Do this: Write every entry out again exactly, please, and skip the pictures.

Data tied to figure images:
>> begin
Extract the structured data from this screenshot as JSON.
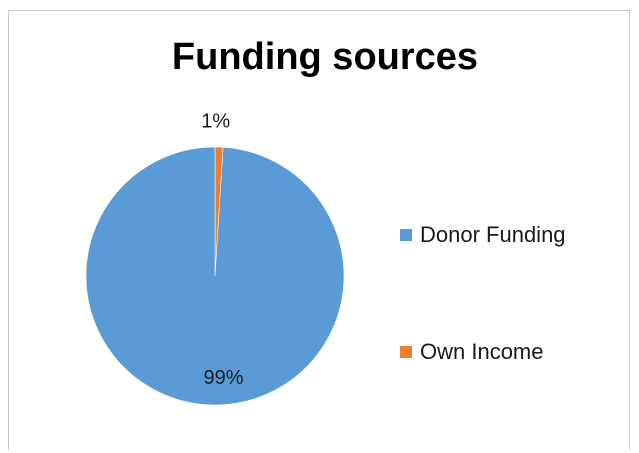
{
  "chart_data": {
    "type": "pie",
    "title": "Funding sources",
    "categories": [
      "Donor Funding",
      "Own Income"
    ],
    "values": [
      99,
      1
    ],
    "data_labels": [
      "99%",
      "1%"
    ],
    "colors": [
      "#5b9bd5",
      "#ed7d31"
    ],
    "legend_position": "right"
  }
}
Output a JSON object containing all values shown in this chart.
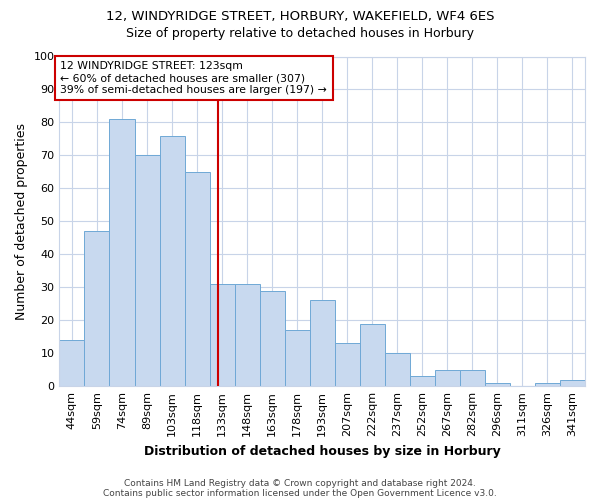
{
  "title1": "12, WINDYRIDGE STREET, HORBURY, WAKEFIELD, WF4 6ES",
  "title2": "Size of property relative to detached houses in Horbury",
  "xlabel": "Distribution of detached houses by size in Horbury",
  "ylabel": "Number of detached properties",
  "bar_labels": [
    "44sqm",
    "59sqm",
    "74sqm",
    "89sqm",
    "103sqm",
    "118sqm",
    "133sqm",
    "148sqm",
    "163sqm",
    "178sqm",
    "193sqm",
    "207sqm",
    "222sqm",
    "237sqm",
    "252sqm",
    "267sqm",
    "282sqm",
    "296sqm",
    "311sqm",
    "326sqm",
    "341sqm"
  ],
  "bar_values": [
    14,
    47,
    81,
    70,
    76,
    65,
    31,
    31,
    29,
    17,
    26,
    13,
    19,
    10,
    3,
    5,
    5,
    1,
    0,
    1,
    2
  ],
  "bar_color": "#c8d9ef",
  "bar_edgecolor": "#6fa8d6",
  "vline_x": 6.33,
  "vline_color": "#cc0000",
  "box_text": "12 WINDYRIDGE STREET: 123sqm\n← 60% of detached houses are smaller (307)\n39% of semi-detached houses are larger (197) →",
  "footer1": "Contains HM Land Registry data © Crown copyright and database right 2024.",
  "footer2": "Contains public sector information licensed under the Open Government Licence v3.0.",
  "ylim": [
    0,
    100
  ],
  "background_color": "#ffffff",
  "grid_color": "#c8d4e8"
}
>> end
Answer:
Extract the structured data from this screenshot as JSON.
{
  "chart_data": {
    "type": "pie",
    "title": "Funding sources",
    "categories": [
      "Donor Funding",
      "Own Income"
    ],
    "values": [
      99,
      1
    ],
    "data_labels": [
      "99%",
      "1%"
    ],
    "colors": [
      "#5b9bd5",
      "#ed7d31"
    ],
    "legend_position": "right"
  }
}
Output a JSON object containing all values shown in this chart.
{
  "title1": "12, WINDYRIDGE STREET, HORBURY, WAKEFIELD, WF4 6ES",
  "title2": "Size of property relative to detached houses in Horbury",
  "xlabel": "Distribution of detached houses by size in Horbury",
  "ylabel": "Number of detached properties",
  "bar_labels": [
    "44sqm",
    "59sqm",
    "74sqm",
    "89sqm",
    "103sqm",
    "118sqm",
    "133sqm",
    "148sqm",
    "163sqm",
    "178sqm",
    "193sqm",
    "207sqm",
    "222sqm",
    "237sqm",
    "252sqm",
    "267sqm",
    "282sqm",
    "296sqm",
    "311sqm",
    "326sqm",
    "341sqm"
  ],
  "bar_values": [
    14,
    47,
    81,
    70,
    76,
    65,
    31,
    31,
    29,
    17,
    26,
    13,
    19,
    10,
    3,
    5,
    5,
    1,
    0,
    1,
    2
  ],
  "bar_color": "#c8d9ef",
  "bar_edgecolor": "#6fa8d6",
  "vline_x": 6.33,
  "vline_color": "#cc0000",
  "box_text": "12 WINDYRIDGE STREET: 123sqm\n← 60% of detached houses are smaller (307)\n39% of semi-detached houses are larger (197) →",
  "footer1": "Contains HM Land Registry data © Crown copyright and database right 2024.",
  "footer2": "Contains public sector information licensed under the Open Government Licence v3.0.",
  "ylim": [
    0,
    100
  ],
  "background_color": "#ffffff",
  "grid_color": "#c8d4e8"
}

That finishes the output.